## START RECORDS SUPPLIED

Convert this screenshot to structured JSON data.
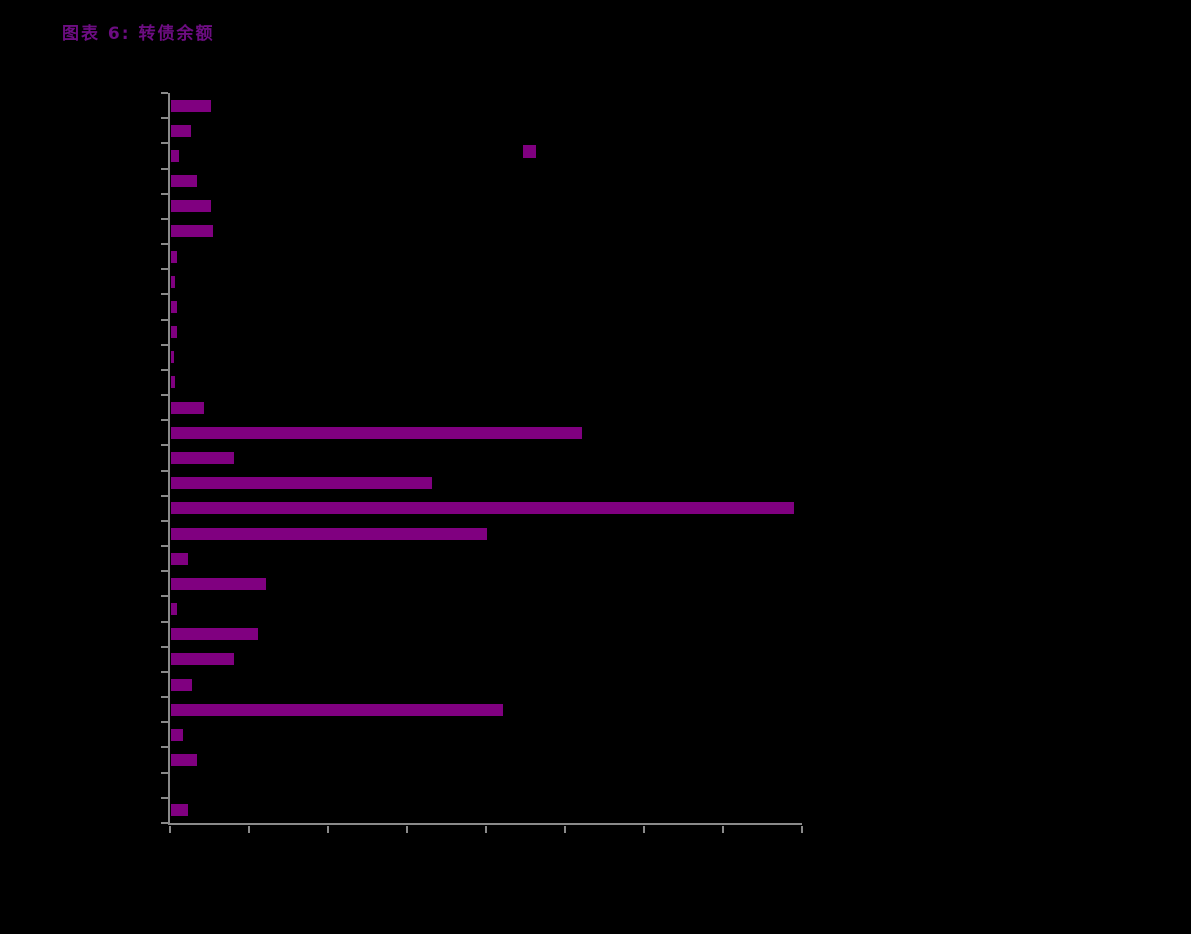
{
  "header": {
    "title": "图表 6: 转债余额"
  },
  "chart_data": {
    "type": "bar",
    "orientation": "horizontal",
    "title": "图表 6: 转债余额",
    "values": [
      5.1,
      2.5,
      1.0,
      3.3,
      5.1,
      5.3,
      0.8,
      0.5,
      0.8,
      0.8,
      0.4,
      0.5,
      4.2,
      52.0,
      8.0,
      33.0,
      78.8,
      40.0,
      2.2,
      12.0,
      0.8,
      11.0,
      8.0,
      2.6,
      42.0,
      1.5,
      3.3,
      0.0,
      2.1
    ],
    "category_count": 29,
    "category_labels_visible": false,
    "axis_tick_labels_visible": false,
    "xlim": [
      0,
      80
    ],
    "x_tick_step": 10,
    "x_tick_count": 9,
    "y_tick_count": 30,
    "grid": false,
    "legend": {
      "position": "top-center",
      "marker": "square",
      "marker_color": "#800080",
      "label_visible": false,
      "label": ""
    },
    "colors": {
      "bar": "#800080",
      "axis": "#8a8a8a",
      "background": "#000000",
      "title": "#6d0d82"
    }
  }
}
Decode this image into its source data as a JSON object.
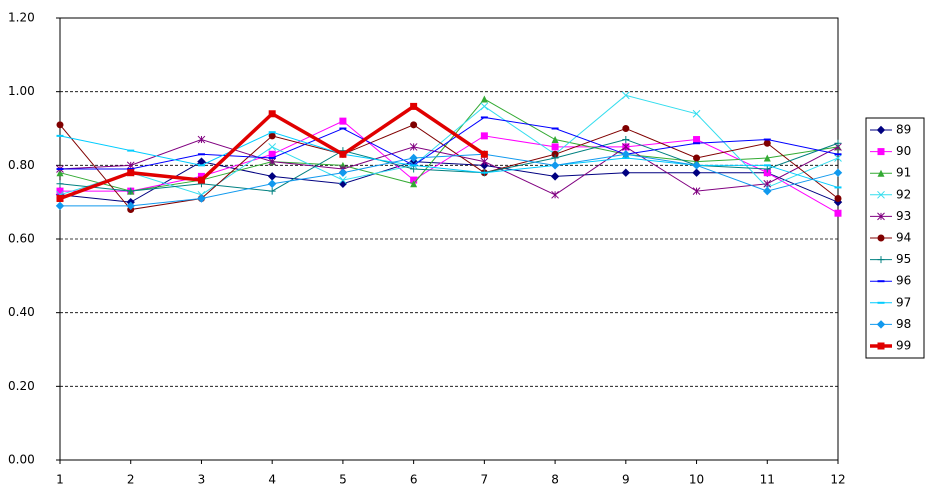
{
  "chart_data": {
    "type": "line",
    "x": [
      1,
      2,
      3,
      4,
      5,
      6,
      7,
      8,
      9,
      10,
      11,
      12
    ],
    "xlim": [
      1,
      12
    ],
    "xticks": [
      1,
      2,
      3,
      4,
      5,
      6,
      7,
      8,
      9,
      10,
      11,
      12
    ],
    "ylim": [
      0,
      1.2
    ],
    "yticks": [
      {
        "value": 0,
        "label": "0.00"
      },
      {
        "value": 0.2,
        "label": "0.20"
      },
      {
        "value": 0.4,
        "label": "0.40"
      },
      {
        "value": 0.6,
        "label": "0.60"
      },
      {
        "value": 0.8,
        "label": "0.80"
      },
      {
        "value": 1.0,
        "label": "1.00"
      },
      {
        "value": 1.2,
        "label": "1.20"
      }
    ],
    "grid": true,
    "legend": "right",
    "series": [
      {
        "name": "89",
        "color": "#000080",
        "marker": "diamond",
        "values": [
          0.72,
          0.7,
          0.81,
          0.77,
          0.75,
          0.81,
          0.8,
          0.77,
          0.78,
          0.78,
          0.78,
          0.7
        ]
      },
      {
        "name": "90",
        "color": "#ff00ff",
        "marker": "square",
        "values": [
          0.73,
          0.73,
          0.77,
          0.83,
          0.92,
          0.76,
          0.88,
          0.85,
          0.85,
          0.87,
          0.78,
          0.67
        ]
      },
      {
        "name": "91",
        "color": "#33aa33",
        "marker": "triangle",
        "values": [
          0.78,
          0.73,
          0.76,
          0.81,
          0.8,
          0.75,
          0.98,
          0.87,
          0.83,
          0.81,
          0.82,
          0.85
        ]
      },
      {
        "name": "92",
        "color": "#33ddee",
        "marker": "x",
        "values": [
          0.72,
          0.78,
          0.72,
          0.85,
          0.76,
          0.8,
          0.96,
          0.83,
          0.99,
          0.94,
          0.74,
          0.82
        ]
      },
      {
        "name": "93",
        "color": "#800080",
        "marker": "star",
        "values": [
          0.79,
          0.8,
          0.87,
          0.81,
          0.79,
          0.85,
          0.81,
          0.72,
          0.85,
          0.73,
          0.75,
          0.85
        ]
      },
      {
        "name": "94",
        "color": "#800000",
        "marker": "circle",
        "values": [
          0.91,
          0.68,
          0.71,
          0.88,
          0.83,
          0.91,
          0.78,
          0.83,
          0.9,
          0.82,
          0.86,
          0.71
        ]
      },
      {
        "name": "95",
        "color": "#008080",
        "marker": "plus",
        "values": [
          0.75,
          0.73,
          0.75,
          0.73,
          0.84,
          0.79,
          0.78,
          0.82,
          0.87,
          0.8,
          0.79,
          0.86
        ]
      },
      {
        "name": "96",
        "color": "#0000ff",
        "marker": "dash",
        "values": [
          0.79,
          0.79,
          0.83,
          0.82,
          0.9,
          0.8,
          0.93,
          0.9,
          0.83,
          0.86,
          0.87,
          0.83
        ]
      },
      {
        "name": "97",
        "color": "#00ccff",
        "marker": "dash",
        "values": [
          0.88,
          0.84,
          0.8,
          0.89,
          0.83,
          0.8,
          0.78,
          0.8,
          0.82,
          0.8,
          0.8,
          0.74
        ]
      },
      {
        "name": "98",
        "color": "#1199ee",
        "marker": "diamond",
        "values": [
          0.69,
          0.69,
          0.71,
          0.75,
          0.78,
          0.82,
          0.83,
          0.8,
          0.83,
          0.8,
          0.73,
          0.78
        ]
      },
      {
        "name": "99",
        "color": "#e00000",
        "marker": "square",
        "width": 3.5,
        "values": [
          0.71,
          0.78,
          0.76,
          0.94,
          0.83,
          0.96,
          0.83,
          null,
          null,
          null,
          null,
          null
        ]
      }
    ]
  }
}
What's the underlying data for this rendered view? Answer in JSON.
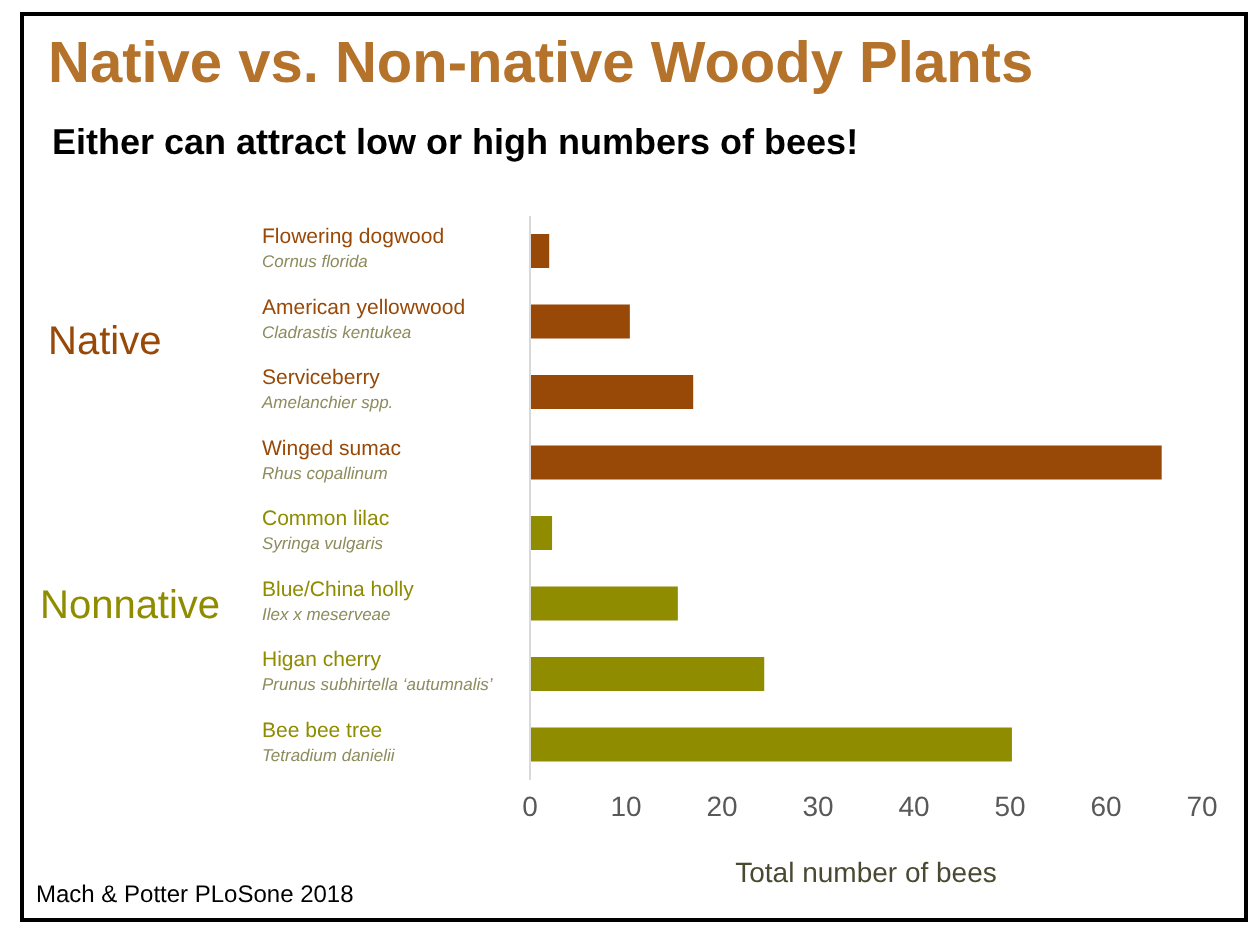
{
  "chart_data": {
    "type": "bar",
    "orientation": "horizontal",
    "title": "Native vs. Non-native Woody Plants",
    "subtitle": "Either can attract low or high numbers of bees!",
    "xlabel": "Total number of bees",
    "categories": [
      "Flowering dogwood\nCornus florida",
      "American yellowwood\nCladrastis kentukea",
      "Serviceberry\nAmelanchier spp.",
      "Winged sumac\nRhus copallinum",
      "Common lilac\nSyringa vulgaris",
      "Blue/China holly\nIlex x meserveae",
      "Higan cherry\nPrunus subhirtella ‘autumnalis’",
      "Bee bee tree\nTetradium danielii"
    ],
    "values": [
      2,
      10.4,
      17,
      65.8,
      2.3,
      15.4,
      24.4,
      50.2
    ],
    "colors": [
      "#984807",
      "#984807",
      "#984807",
      "#984807",
      "#8f8c00",
      "#8f8c00",
      "#8f8c00",
      "#8f8c00"
    ],
    "xlim": [
      0,
      70
    ],
    "xticks": [
      0,
      10,
      20,
      30,
      40,
      50,
      60,
      70
    ],
    "annotations": [
      "Native",
      "Nonnative",
      "Mach & Potter PLoSone 2018"
    ]
  }
}
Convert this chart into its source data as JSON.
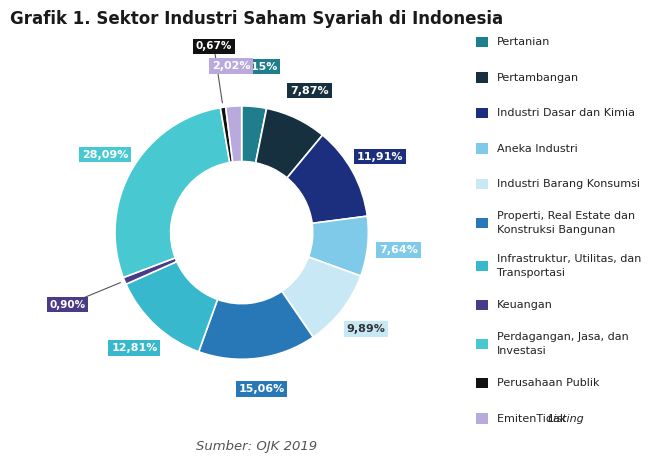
{
  "title": "Grafik 1. Sektor Industri Saham Syariah di Indonesia",
  "source": "Sumber: OJK 2019",
  "labels": [
    "Pertanian",
    "Pertambangan",
    "Industri Dasar dan Kimia",
    "Aneka Industri",
    "Industri Barang Konsumsi",
    "Properti, Real Estate dan\nKonstruksi Bangunan",
    "Infrastruktur, Utilitas, dan\nTransportasi",
    "Keuangan",
    "Perdagangan, Jasa, dan\nInvestasi",
    "Perusahaan Publik",
    "EmitenTidak Listing"
  ],
  "values": [
    3.15,
    7.87,
    11.91,
    7.64,
    9.89,
    15.06,
    12.81,
    0.9,
    28.09,
    0.67,
    2.02
  ],
  "pct_labels": [
    "3,15%",
    "7,87%",
    "11,91%",
    "7,64%",
    "9,89%",
    "15,06%",
    "12,81%",
    "0,90%",
    "28,09%",
    "0,67%",
    "2,02%"
  ],
  "colors": [
    "#1E7E8C",
    "#163040",
    "#1B2F7E",
    "#7ECAE8",
    "#C8E8F5",
    "#2878B8",
    "#38B8CC",
    "#4A3A88",
    "#48C8D0",
    "#111111",
    "#B8AADC"
  ],
  "label_bg_colors": [
    "#1E7E8C",
    "#163040",
    "#1B2F7E",
    "#7ECAE8",
    "#C8E8F5",
    "#2878B8",
    "#38B8CC",
    "#4A3A88",
    "#48C8D0",
    "#111111",
    "#B8AADC"
  ],
  "label_text_colors": [
    "white",
    "white",
    "white",
    "white",
    "#333333",
    "white",
    "white",
    "white",
    "white",
    "white",
    "white"
  ],
  "background_color": "#FFFFFF",
  "title_fontsize": 12,
  "source_fontsize": 9.5
}
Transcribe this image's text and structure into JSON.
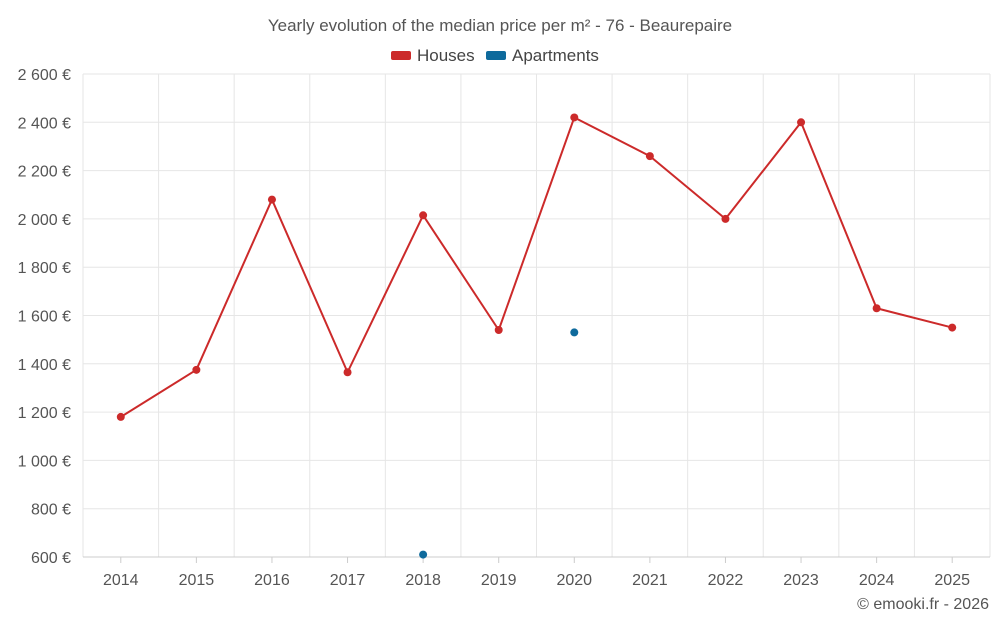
{
  "chart_data": {
    "type": "line",
    "title": "Yearly evolution of the median price per m² - 76 - Beaurepaire",
    "categories": [
      "2014",
      "2015",
      "2016",
      "2017",
      "2018",
      "2019",
      "2020",
      "2021",
      "2022",
      "2023",
      "2024",
      "2025"
    ],
    "ylim": [
      600,
      2600
    ],
    "yticks": [
      600,
      800,
      1000,
      1200,
      1400,
      1600,
      1800,
      2000,
      2200,
      2400,
      2600
    ],
    "ytick_labels": [
      "600 €",
      "800 €",
      "1 000 €",
      "1 200 €",
      "1 400 €",
      "1 600 €",
      "1 800 €",
      "2 000 €",
      "2 200 €",
      "2 400 €",
      "2 600 €"
    ],
    "grid": true,
    "legend_position": "top-center",
    "series": [
      {
        "name": "Houses",
        "color": "#cc2a2a",
        "values": [
          1180,
          1375,
          2080,
          1365,
          2015,
          1540,
          2420,
          2260,
          2000,
          2400,
          1630,
          1550
        ]
      },
      {
        "name": "Apartments",
        "color": "#0e6a9c",
        "values": [
          null,
          null,
          null,
          null,
          610,
          null,
          1530,
          null,
          null,
          null,
          null,
          null
        ]
      }
    ],
    "credit": "© emooki.fr - 2026"
  }
}
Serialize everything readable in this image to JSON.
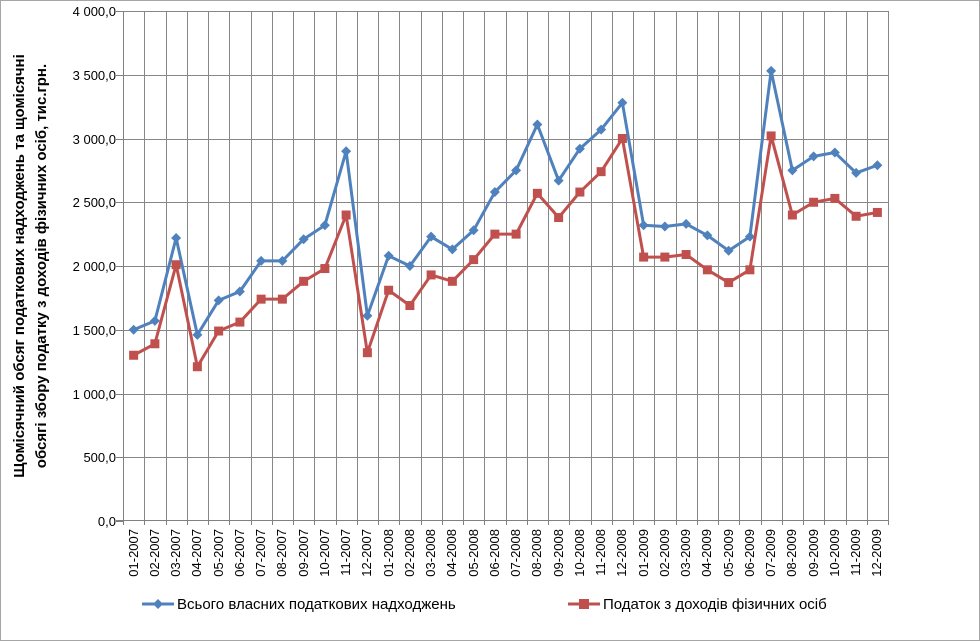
{
  "chart_data": {
    "type": "line",
    "y_axis_title_line1": "Щомісячний обсяг податкових надходжень та щомісячні",
    "y_axis_title_line2": "обсягі збору податку з доходів фізичних осіб, тис.грн.",
    "categories": [
      "01-2007",
      "02-2007",
      "03-2007",
      "04-2007",
      "05-2007",
      "06-2007",
      "07-2007",
      "08-2007",
      "09-2007",
      "10-2007",
      "11-2007",
      "12-2007",
      "01-2008",
      "02-2008",
      "03-2008",
      "04-2008",
      "05-2008",
      "06-2008",
      "07-2008",
      "08-2008",
      "09-2008",
      "10-2008",
      "11-2008",
      "12-2008",
      "01-2009",
      "02-2009",
      "03-2009",
      "04-2009",
      "05-2009",
      "06-2009",
      "07-2009",
      "08-2009",
      "09-2009",
      "10-2009",
      "11-2009",
      "12-2009"
    ],
    "series": [
      {
        "name": "Всього власних податкових надходжень",
        "color": "#4F81BD",
        "marker": "diamond",
        "values": [
          1500,
          1570,
          2220,
          1460,
          1730,
          1800,
          2040,
          2040,
          2210,
          2320,
          2900,
          1610,
          2080,
          2000,
          2230,
          2130,
          2280,
          2580,
          2750,
          3110,
          2670,
          2920,
          3070,
          3280,
          2320,
          2310,
          2330,
          2240,
          2120,
          2230,
          3530,
          2750,
          2860,
          2890,
          2730,
          2790
        ]
      },
      {
        "name": "Податок з доходів фізичних осіб",
        "color": "#C0504D",
        "marker": "square",
        "values": [
          1300,
          1390,
          2010,
          1210,
          1490,
          1560,
          1740,
          1740,
          1880,
          1980,
          2400,
          1320,
          1810,
          1690,
          1930,
          1880,
          2050,
          2250,
          2250,
          2570,
          2380,
          2580,
          2740,
          3000,
          2070,
          2070,
          2090,
          1970,
          1870,
          1970,
          3020,
          2400,
          2500,
          2530,
          2390,
          2420
        ]
      }
    ],
    "ylim": [
      0,
      4000
    ],
    "y_tick_step": 500,
    "y_tick_labels": [
      "0,0",
      "500,0",
      "1 000,0",
      "1 500,0",
      "2 000,0",
      "2 500,0",
      "3 000,0",
      "3 500,0",
      "4 000,0"
    ],
    "grid": true,
    "legend_position": "bottom",
    "colors": {
      "gridline": "#878787",
      "axis": "#808080",
      "text": "#000000",
      "frame_border": "#a6a6a6"
    }
  }
}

## END RECORDS SUPPLIED

» PROBLEM STATEMENT:
Copy out each line in the preceding records that contains "image".

» RESULT OF THE EXERCISE:
Decode this image into its source data as a JSON object.
Transcribe this image's text and structure into JSON.
Serialize everything readable in this image to JSON.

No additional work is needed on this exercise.